→ **Your instructions**: Repeat the entries exactly, and do not carry the pictures over.

(Page segmentation data)
-------------------------

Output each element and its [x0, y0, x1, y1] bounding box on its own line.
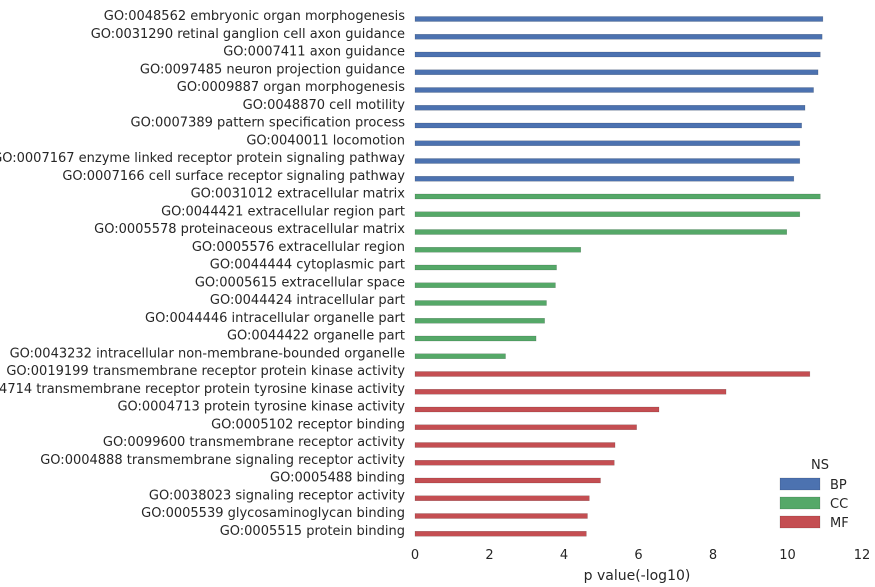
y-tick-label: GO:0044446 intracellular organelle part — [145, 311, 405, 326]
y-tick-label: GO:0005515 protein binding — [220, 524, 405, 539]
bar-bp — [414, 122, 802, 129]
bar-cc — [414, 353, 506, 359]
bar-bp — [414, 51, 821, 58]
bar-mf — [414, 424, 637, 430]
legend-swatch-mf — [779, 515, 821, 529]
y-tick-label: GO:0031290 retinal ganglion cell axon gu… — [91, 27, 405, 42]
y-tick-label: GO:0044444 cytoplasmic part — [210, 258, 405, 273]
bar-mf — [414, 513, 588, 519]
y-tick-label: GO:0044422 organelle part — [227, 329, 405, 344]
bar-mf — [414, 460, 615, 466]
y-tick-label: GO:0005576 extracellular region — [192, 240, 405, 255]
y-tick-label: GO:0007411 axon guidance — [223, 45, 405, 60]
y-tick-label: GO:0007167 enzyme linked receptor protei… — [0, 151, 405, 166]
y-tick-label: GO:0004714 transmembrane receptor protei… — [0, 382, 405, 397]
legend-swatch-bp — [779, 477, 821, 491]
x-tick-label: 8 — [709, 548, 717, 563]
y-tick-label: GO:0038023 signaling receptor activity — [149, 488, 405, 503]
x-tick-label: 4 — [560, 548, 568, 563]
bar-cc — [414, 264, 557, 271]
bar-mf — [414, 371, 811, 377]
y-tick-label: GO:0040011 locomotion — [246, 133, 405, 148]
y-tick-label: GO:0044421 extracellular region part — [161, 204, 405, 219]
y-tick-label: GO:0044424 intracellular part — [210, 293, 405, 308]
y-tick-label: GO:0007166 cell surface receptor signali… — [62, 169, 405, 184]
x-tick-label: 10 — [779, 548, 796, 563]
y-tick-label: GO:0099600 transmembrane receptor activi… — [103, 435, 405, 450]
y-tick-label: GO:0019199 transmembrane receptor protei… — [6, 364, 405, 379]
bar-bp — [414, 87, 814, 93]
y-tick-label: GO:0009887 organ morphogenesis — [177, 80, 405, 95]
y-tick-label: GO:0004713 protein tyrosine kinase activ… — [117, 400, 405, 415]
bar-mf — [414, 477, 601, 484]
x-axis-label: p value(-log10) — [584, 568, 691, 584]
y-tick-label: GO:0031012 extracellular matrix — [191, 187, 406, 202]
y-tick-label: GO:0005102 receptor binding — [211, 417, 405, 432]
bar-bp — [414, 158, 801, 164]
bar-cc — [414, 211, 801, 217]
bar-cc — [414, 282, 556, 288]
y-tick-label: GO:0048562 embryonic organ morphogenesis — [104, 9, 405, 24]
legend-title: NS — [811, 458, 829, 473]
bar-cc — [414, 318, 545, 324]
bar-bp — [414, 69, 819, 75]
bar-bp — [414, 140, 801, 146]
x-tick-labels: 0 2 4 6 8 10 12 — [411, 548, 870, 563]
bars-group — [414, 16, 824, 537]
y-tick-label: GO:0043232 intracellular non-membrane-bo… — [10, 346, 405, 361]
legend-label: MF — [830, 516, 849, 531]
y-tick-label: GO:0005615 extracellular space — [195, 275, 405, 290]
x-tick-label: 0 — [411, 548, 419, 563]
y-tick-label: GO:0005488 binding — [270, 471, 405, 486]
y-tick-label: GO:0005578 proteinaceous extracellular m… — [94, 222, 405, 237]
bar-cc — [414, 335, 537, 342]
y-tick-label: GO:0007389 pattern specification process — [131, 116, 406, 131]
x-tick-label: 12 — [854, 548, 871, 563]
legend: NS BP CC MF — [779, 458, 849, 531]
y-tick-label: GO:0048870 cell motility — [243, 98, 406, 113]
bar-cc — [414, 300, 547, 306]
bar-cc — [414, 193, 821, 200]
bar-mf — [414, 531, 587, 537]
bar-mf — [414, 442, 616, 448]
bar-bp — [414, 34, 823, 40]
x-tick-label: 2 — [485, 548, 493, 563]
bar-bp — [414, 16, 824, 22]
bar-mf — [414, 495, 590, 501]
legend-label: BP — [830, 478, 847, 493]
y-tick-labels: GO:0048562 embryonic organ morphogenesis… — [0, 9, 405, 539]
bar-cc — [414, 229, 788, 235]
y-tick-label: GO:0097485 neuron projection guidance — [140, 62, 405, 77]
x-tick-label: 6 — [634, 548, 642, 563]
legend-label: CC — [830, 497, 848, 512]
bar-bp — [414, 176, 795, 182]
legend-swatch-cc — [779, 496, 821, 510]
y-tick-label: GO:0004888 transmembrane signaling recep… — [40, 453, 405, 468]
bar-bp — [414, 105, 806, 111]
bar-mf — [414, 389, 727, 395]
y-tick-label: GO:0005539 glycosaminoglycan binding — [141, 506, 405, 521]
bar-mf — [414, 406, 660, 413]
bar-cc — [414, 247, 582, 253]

-------------------------

→ **Expected answer**:
Output each element and its [x0, y0, x1, y1] bounding box on its own line.
y-tick-label: GO:0044446 intracellular organelle part — [145, 311, 405, 326]
y-tick-label: GO:0005515 protein binding — [220, 524, 405, 539]
bar-bp — [414, 122, 802, 129]
bar-cc — [414, 353, 506, 359]
bar-bp — [414, 51, 821, 58]
bar-mf — [414, 424, 637, 430]
legend-swatch-mf — [779, 515, 821, 529]
y-tick-label: GO:0031290 retinal ganglion cell axon gu… — [91, 27, 405, 42]
y-tick-label: GO:0044444 cytoplasmic part — [210, 258, 405, 273]
bar-mf — [414, 513, 588, 519]
y-tick-label: GO:0044422 organelle part — [227, 329, 405, 344]
bar-mf — [414, 460, 615, 466]
y-tick-label: GO:0005576 extracellular region — [192, 240, 405, 255]
y-tick-label: GO:0007411 axon guidance — [223, 45, 405, 60]
y-tick-label: GO:0007167 enzyme linked receptor protei… — [0, 151, 405, 166]
y-tick-label: GO:0004714 transmembrane receptor protei… — [0, 382, 405, 397]
legend-swatch-bp — [779, 477, 821, 491]
x-tick-label: 8 — [709, 548, 717, 563]
y-tick-label: GO:0038023 signaling receptor activity — [149, 488, 405, 503]
x-tick-label: 4 — [560, 548, 568, 563]
bar-cc — [414, 264, 557, 271]
bar-mf — [414, 371, 811, 377]
y-tick-label: GO:0040011 locomotion — [246, 133, 405, 148]
y-tick-label: GO:0044421 extracellular region part — [161, 204, 405, 219]
y-tick-label: GO:0044424 intracellular part — [210, 293, 405, 308]
y-tick-label: GO:0007166 cell surface receptor signali… — [62, 169, 405, 184]
x-tick-label: 10 — [779, 548, 796, 563]
y-tick-label: GO:0099600 transmembrane receptor activi… — [103, 435, 405, 450]
y-tick-label: GO:0019199 transmembrane receptor protei… — [6, 364, 405, 379]
bar-bp — [414, 87, 814, 93]
y-tick-label: GO:0009887 organ morphogenesis — [177, 80, 405, 95]
y-tick-label: GO:0004713 protein tyrosine kinase activ… — [117, 400, 405, 415]
bar-mf — [414, 477, 601, 484]
x-axis-label: p value(-log10) — [584, 568, 691, 584]
y-tick-label: GO:0031012 extracellular matrix — [191, 187, 406, 202]
y-tick-label: GO:0005102 receptor binding — [211, 417, 405, 432]
bar-bp — [414, 158, 801, 164]
bar-cc — [414, 211, 801, 217]
bar-cc — [414, 282, 556, 288]
y-tick-label: GO:0048562 embryonic organ morphogenesis — [104, 9, 405, 24]
legend-title: NS — [811, 458, 829, 473]
bar-cc — [414, 318, 545, 324]
bar-bp — [414, 69, 819, 75]
bar-bp — [414, 140, 801, 146]
x-tick-labels: 0 2 4 6 8 10 12 — [411, 548, 870, 563]
bars-group — [414, 16, 824, 537]
y-tick-label: GO:0043232 intracellular non-membrane-bo… — [10, 346, 405, 361]
legend-label: MF — [830, 516, 849, 531]
y-tick-label: GO:0005615 extracellular space — [195, 275, 405, 290]
x-tick-label: 0 — [411, 548, 419, 563]
y-tick-label: GO:0005488 binding — [270, 471, 405, 486]
y-tick-label: GO:0005578 proteinaceous extracellular m… — [94, 222, 405, 237]
bar-cc — [414, 335, 537, 342]
y-tick-label: GO:0007389 pattern specification process — [131, 116, 406, 131]
x-tick-label: 12 — [854, 548, 871, 563]
legend: NS BP CC MF — [779, 458, 849, 531]
y-tick-label: GO:0048870 cell motility — [243, 98, 406, 113]
bar-cc — [414, 300, 547, 306]
bar-cc — [414, 193, 821, 200]
bar-mf — [414, 531, 587, 537]
bar-mf — [414, 442, 616, 448]
bar-bp — [414, 34, 823, 40]
x-tick-label: 2 — [485, 548, 493, 563]
bar-bp — [414, 16, 824, 22]
bar-mf — [414, 495, 590, 501]
legend-label: BP — [830, 478, 847, 493]
y-tick-labels: GO:0048562 embryonic organ morphogenesis… — [0, 9, 405, 539]
bar-cc — [414, 229, 788, 235]
y-tick-label: GO:0097485 neuron projection guidance — [140, 62, 405, 77]
x-tick-label: 6 — [634, 548, 642, 563]
legend-label: CC — [830, 497, 848, 512]
bar-bp — [414, 176, 795, 182]
legend-swatch-cc — [779, 496, 821, 510]
y-tick-label: GO:0004888 transmembrane signaling recep… — [40, 453, 405, 468]
bar-bp — [414, 105, 806, 111]
bar-mf — [414, 389, 727, 395]
y-tick-label: GO:0005539 glycosaminoglycan binding — [141, 506, 405, 521]
bar-mf — [414, 406, 660, 413]
bar-cc — [414, 247, 582, 253]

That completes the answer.